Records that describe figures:
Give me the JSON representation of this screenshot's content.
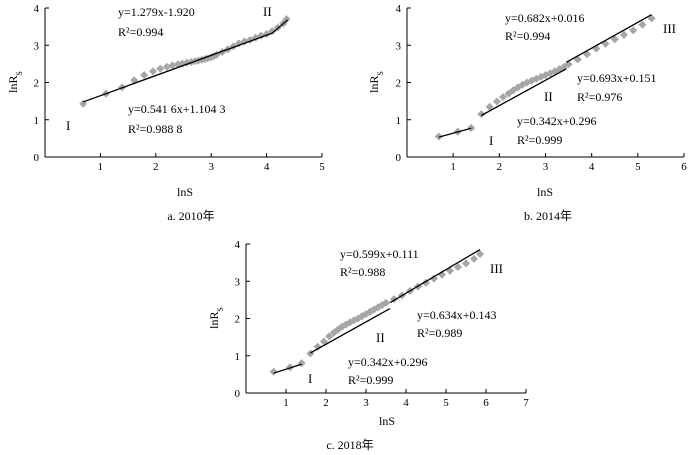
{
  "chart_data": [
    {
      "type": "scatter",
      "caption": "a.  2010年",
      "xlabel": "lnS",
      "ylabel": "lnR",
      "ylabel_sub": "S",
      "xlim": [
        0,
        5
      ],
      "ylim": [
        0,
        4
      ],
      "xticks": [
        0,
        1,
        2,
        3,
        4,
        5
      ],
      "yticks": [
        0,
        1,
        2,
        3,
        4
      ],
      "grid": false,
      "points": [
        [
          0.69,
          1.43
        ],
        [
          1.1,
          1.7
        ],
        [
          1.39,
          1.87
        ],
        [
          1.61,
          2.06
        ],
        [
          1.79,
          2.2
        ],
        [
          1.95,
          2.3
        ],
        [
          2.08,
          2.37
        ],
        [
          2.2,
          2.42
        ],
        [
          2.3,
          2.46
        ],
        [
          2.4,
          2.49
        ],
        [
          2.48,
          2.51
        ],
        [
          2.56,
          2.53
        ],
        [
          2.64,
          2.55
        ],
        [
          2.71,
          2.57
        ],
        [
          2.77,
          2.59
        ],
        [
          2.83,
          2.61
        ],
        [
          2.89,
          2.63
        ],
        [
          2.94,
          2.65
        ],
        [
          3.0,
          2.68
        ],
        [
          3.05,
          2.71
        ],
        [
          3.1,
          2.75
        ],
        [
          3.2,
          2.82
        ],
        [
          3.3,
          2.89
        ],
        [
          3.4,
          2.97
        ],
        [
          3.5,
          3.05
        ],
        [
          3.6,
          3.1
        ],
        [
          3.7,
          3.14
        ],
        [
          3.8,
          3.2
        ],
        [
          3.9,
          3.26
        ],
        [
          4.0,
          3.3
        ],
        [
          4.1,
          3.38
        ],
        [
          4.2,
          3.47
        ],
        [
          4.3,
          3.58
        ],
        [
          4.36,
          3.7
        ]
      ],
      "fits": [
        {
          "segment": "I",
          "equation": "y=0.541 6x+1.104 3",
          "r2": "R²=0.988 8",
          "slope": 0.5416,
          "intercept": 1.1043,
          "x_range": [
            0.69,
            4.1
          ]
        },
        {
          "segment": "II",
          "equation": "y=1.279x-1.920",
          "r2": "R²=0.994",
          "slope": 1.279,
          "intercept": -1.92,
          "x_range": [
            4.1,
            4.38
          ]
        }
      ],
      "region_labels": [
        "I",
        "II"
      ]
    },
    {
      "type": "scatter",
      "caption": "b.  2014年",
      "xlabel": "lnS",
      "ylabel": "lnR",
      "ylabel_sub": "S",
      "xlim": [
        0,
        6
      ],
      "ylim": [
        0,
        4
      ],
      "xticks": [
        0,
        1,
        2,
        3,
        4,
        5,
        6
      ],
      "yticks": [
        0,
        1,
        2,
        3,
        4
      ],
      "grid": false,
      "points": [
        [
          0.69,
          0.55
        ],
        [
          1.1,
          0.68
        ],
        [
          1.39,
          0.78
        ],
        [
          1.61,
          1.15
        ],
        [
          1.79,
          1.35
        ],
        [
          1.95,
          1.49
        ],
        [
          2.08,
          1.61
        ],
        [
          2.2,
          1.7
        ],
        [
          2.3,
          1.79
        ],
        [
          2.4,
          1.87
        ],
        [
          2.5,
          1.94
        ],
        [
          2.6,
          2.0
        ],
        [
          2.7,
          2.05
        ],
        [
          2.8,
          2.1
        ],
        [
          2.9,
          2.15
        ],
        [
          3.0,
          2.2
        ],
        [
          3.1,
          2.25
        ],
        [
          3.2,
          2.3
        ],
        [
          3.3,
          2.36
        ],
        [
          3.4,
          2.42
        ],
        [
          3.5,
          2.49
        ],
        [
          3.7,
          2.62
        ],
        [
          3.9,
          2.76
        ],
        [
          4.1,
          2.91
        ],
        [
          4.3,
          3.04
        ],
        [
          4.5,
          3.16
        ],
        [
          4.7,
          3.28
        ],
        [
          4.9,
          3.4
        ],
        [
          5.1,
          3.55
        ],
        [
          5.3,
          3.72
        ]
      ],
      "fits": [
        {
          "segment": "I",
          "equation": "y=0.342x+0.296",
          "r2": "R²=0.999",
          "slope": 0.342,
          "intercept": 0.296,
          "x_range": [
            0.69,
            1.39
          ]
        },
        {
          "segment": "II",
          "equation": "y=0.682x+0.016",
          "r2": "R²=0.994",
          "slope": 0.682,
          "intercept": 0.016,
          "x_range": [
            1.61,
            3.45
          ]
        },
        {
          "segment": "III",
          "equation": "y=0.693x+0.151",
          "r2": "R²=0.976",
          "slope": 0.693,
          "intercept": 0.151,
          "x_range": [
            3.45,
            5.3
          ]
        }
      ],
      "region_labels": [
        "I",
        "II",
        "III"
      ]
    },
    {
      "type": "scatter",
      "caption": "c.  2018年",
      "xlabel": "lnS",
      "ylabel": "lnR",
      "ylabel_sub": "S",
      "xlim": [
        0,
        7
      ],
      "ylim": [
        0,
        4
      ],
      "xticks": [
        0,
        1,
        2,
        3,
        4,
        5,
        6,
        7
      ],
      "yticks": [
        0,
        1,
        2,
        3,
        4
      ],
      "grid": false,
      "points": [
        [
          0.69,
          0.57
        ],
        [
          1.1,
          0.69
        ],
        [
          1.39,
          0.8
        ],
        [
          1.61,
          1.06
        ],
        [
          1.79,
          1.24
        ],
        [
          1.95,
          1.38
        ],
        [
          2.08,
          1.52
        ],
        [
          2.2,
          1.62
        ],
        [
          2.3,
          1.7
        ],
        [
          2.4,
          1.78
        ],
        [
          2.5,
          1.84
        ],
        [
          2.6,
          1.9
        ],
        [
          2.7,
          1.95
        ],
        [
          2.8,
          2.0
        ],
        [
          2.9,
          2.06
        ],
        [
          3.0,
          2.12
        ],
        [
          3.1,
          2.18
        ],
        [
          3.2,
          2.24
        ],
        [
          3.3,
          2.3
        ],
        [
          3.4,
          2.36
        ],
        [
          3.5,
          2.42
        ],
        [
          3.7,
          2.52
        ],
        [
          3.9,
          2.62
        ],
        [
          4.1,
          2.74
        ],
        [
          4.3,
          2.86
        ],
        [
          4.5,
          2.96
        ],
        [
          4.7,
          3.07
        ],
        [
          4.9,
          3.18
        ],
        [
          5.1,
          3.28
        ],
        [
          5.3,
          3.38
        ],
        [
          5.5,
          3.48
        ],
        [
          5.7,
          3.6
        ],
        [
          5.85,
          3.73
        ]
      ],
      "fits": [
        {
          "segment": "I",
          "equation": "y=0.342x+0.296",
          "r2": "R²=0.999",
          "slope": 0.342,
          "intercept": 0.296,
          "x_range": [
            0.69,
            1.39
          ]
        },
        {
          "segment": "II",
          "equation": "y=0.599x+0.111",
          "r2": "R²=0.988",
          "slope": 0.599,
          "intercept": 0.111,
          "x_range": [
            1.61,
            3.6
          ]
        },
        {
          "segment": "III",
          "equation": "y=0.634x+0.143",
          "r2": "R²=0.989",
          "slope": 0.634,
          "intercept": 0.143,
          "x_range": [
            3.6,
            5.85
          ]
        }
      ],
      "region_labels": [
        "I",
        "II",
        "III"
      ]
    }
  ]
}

* * *

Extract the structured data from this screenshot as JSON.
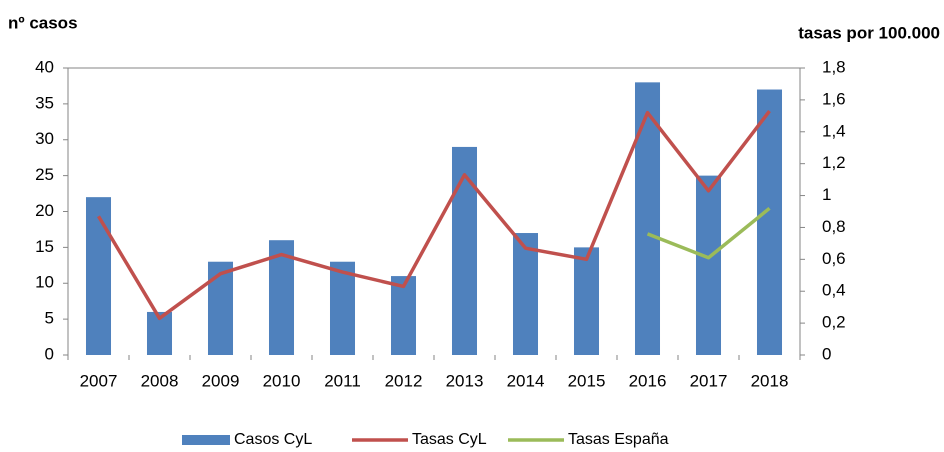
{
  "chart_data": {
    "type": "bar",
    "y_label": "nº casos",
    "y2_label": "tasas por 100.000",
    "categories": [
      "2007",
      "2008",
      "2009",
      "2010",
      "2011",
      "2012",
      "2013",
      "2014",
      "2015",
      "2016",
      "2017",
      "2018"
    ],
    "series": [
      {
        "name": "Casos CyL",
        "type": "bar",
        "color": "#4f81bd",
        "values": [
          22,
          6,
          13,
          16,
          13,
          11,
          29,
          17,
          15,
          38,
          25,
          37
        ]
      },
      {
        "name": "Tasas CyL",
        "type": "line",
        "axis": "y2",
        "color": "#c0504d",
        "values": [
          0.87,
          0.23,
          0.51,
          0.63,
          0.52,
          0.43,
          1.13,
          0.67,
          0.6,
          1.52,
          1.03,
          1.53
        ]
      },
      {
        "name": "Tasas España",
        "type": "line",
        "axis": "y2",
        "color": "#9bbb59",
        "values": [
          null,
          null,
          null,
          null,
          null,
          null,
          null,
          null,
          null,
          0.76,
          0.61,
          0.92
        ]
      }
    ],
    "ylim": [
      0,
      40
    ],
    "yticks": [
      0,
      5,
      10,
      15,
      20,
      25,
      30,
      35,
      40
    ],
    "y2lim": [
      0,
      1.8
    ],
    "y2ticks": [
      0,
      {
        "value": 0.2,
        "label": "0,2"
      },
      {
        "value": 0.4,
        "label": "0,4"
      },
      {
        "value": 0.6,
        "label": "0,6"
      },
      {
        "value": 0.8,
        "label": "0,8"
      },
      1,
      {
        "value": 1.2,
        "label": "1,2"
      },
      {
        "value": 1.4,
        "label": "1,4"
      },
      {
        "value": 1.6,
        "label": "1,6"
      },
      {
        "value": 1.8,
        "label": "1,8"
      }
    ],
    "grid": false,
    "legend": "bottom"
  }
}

__Brief__.
Of the lines in the material above, state how many contain the string "color"; give no other text.

__Answer for this exercise__.
3